▶ SET PROBLEM:
Check each line of the listing, and copy it if it contains the word "your".

• • • • •

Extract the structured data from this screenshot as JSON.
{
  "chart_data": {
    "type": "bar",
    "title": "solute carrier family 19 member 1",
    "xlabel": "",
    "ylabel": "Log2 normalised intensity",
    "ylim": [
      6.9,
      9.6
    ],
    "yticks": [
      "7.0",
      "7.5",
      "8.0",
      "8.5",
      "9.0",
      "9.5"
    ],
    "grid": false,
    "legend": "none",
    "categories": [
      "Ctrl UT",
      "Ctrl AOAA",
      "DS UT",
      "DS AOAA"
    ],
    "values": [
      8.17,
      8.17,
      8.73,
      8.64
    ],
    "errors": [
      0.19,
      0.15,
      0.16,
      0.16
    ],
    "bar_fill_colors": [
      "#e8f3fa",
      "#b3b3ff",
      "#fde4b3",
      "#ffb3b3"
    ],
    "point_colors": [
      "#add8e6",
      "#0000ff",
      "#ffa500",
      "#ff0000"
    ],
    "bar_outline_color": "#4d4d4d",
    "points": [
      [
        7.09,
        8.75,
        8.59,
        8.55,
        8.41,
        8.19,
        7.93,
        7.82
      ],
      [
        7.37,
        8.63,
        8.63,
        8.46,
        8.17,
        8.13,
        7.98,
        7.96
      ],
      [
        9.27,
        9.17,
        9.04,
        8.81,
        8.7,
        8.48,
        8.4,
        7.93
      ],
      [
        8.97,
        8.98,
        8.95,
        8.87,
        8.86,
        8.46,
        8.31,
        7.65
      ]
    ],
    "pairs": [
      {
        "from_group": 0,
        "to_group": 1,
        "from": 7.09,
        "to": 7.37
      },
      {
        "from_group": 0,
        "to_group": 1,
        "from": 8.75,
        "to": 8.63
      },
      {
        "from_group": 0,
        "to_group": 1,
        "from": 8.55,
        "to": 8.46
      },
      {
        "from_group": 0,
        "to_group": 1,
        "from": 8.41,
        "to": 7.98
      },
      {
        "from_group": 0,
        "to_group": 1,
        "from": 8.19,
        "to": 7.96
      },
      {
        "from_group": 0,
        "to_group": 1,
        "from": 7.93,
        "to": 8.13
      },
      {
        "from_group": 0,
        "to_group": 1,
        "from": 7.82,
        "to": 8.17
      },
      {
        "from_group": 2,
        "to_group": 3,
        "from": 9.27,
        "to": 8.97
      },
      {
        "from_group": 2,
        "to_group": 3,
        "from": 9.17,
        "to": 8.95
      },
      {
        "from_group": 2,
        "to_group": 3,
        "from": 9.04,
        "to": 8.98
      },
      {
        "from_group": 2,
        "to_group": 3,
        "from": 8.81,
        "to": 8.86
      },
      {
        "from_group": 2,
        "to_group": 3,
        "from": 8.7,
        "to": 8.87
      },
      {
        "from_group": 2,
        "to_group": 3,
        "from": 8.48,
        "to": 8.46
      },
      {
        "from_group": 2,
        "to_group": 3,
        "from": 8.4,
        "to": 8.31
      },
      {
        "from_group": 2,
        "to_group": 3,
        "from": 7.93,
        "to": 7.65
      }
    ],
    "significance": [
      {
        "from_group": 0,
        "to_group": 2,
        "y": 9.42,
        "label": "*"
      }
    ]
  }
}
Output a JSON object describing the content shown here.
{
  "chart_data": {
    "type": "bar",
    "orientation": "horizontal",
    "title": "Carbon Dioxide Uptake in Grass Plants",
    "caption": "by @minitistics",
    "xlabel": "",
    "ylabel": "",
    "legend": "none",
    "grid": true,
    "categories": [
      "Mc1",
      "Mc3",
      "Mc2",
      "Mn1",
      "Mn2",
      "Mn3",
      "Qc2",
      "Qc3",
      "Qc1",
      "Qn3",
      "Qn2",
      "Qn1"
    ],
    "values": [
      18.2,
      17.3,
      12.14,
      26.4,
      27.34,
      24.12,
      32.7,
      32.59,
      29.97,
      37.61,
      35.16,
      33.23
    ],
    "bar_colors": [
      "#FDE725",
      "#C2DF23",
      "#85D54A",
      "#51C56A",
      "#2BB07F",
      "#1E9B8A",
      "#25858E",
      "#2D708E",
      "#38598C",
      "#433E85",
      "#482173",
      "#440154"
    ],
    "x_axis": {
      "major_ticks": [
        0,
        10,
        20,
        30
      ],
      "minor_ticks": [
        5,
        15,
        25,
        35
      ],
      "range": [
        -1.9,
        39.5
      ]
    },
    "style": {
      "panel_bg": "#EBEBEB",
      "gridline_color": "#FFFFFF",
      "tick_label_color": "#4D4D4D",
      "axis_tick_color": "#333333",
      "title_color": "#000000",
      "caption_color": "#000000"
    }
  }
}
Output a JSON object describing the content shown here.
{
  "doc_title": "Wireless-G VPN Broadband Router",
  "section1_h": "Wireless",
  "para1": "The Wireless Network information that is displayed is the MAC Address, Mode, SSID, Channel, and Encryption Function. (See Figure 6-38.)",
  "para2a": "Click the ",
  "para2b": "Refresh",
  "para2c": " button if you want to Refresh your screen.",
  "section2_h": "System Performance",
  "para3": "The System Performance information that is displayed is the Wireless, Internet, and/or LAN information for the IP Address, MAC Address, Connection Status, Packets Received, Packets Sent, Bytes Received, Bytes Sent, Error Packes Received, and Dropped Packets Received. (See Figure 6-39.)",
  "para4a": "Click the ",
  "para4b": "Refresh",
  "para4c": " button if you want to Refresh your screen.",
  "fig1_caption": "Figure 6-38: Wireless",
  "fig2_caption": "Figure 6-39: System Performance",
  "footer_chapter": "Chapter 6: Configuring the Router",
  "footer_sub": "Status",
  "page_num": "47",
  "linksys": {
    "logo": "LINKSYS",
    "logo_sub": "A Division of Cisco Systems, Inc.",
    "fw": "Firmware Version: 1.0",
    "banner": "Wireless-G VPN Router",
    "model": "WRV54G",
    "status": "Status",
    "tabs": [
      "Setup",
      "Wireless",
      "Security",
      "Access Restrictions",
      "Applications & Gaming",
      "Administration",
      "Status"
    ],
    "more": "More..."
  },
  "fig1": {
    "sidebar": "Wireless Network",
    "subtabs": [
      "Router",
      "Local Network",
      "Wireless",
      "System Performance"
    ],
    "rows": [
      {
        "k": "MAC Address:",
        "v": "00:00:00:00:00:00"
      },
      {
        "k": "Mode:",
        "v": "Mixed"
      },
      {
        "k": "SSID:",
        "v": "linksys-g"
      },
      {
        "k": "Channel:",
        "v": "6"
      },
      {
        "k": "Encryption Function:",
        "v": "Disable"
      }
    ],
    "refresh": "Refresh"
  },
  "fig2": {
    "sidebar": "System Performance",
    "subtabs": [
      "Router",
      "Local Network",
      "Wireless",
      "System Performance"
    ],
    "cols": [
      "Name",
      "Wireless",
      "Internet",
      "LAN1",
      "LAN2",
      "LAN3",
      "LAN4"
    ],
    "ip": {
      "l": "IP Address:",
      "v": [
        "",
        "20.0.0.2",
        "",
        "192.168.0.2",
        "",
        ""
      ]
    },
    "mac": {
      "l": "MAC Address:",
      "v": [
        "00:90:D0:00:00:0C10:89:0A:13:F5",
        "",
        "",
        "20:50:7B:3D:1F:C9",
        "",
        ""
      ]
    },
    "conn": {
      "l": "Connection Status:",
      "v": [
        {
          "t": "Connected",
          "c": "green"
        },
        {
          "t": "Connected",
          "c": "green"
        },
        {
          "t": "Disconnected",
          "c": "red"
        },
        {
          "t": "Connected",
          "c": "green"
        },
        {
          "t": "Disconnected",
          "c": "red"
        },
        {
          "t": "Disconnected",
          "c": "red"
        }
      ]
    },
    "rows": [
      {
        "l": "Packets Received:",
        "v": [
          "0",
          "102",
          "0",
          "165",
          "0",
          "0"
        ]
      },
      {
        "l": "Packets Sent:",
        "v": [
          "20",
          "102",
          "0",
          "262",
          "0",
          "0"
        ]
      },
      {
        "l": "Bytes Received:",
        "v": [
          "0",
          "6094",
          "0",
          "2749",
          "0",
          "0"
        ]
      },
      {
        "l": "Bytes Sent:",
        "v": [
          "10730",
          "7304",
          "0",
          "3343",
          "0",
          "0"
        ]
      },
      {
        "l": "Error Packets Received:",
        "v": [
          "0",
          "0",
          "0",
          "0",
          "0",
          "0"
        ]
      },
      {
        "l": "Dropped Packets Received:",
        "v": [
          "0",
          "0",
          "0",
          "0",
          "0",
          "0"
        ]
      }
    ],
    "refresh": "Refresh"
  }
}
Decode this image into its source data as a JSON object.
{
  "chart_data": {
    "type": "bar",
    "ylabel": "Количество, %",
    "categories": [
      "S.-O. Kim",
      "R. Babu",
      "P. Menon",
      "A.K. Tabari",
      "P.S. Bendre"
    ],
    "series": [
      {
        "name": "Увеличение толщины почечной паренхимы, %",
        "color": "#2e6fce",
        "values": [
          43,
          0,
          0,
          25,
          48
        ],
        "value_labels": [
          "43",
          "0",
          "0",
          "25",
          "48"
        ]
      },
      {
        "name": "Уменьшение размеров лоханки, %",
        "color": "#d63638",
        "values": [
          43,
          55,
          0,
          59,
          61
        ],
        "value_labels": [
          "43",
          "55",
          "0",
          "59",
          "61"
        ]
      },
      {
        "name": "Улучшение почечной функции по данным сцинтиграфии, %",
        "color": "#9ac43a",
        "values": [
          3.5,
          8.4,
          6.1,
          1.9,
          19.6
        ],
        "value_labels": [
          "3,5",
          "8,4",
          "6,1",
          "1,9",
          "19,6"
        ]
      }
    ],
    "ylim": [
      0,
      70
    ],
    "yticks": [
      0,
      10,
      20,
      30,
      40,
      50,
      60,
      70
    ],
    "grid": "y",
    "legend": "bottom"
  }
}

• • • • •

▶ EXERCISE RESPONSE:
  "para2c": " button if you want to Refresh your screen.",
  "para4c": " button if you want to Refresh your screen.",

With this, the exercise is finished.